GOAL:
Wherever the word "Function" appears in the entries, copy the whole line.

RECORDS PROVIDED:
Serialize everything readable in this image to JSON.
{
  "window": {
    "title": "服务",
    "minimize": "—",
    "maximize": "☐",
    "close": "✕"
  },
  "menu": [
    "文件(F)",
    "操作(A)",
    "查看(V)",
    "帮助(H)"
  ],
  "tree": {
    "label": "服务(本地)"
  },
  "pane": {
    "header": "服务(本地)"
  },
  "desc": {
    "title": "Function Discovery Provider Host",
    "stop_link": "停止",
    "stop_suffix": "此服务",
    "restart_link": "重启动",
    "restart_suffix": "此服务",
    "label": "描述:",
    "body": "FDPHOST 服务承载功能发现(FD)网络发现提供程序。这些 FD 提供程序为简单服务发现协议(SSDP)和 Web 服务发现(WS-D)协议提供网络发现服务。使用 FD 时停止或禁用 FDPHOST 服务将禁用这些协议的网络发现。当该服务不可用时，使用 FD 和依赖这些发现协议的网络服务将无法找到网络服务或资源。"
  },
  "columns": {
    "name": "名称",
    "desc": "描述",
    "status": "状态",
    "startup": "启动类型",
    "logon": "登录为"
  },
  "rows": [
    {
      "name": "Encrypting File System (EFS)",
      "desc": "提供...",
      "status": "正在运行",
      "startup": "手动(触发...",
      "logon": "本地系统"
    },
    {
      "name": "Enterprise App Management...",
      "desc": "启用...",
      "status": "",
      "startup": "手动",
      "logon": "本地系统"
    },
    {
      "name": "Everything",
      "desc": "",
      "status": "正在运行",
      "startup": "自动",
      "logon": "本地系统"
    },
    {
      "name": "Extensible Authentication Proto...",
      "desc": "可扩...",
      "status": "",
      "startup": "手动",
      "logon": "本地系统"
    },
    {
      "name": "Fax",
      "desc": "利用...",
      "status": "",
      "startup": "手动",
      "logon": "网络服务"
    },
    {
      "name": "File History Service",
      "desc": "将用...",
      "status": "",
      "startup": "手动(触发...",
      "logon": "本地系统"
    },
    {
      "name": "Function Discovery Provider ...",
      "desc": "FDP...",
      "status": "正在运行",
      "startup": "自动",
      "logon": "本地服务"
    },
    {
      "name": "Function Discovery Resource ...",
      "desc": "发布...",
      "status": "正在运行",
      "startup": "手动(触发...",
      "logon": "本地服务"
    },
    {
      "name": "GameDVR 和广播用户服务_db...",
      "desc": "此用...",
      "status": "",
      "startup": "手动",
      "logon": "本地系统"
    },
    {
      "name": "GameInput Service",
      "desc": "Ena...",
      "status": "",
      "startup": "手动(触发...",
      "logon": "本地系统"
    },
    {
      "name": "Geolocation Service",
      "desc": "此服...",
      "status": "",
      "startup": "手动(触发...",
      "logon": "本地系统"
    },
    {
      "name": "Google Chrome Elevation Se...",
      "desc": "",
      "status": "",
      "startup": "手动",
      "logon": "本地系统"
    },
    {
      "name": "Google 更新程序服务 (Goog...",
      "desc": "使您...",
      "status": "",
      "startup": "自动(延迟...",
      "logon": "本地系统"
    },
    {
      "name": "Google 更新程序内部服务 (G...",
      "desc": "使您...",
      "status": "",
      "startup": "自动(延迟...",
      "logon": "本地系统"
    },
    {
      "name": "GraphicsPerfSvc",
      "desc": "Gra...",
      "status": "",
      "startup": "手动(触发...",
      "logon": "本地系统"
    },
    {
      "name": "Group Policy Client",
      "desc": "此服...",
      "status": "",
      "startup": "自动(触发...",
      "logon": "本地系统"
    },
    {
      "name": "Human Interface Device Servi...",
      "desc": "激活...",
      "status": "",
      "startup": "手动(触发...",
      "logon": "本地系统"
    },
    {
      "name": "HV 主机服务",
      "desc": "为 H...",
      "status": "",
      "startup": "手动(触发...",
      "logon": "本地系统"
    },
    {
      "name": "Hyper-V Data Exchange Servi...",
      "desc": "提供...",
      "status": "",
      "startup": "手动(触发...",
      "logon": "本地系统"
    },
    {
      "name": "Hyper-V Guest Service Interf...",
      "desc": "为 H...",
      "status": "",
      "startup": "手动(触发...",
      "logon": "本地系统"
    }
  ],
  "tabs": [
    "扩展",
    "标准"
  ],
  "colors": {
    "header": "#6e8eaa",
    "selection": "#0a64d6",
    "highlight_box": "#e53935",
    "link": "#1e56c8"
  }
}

TASK ANSWER:
    "title": "Function Discovery Provider Host",
      "name": "Function Discovery Provider ...",
      "name": "Function Discovery Resource ...",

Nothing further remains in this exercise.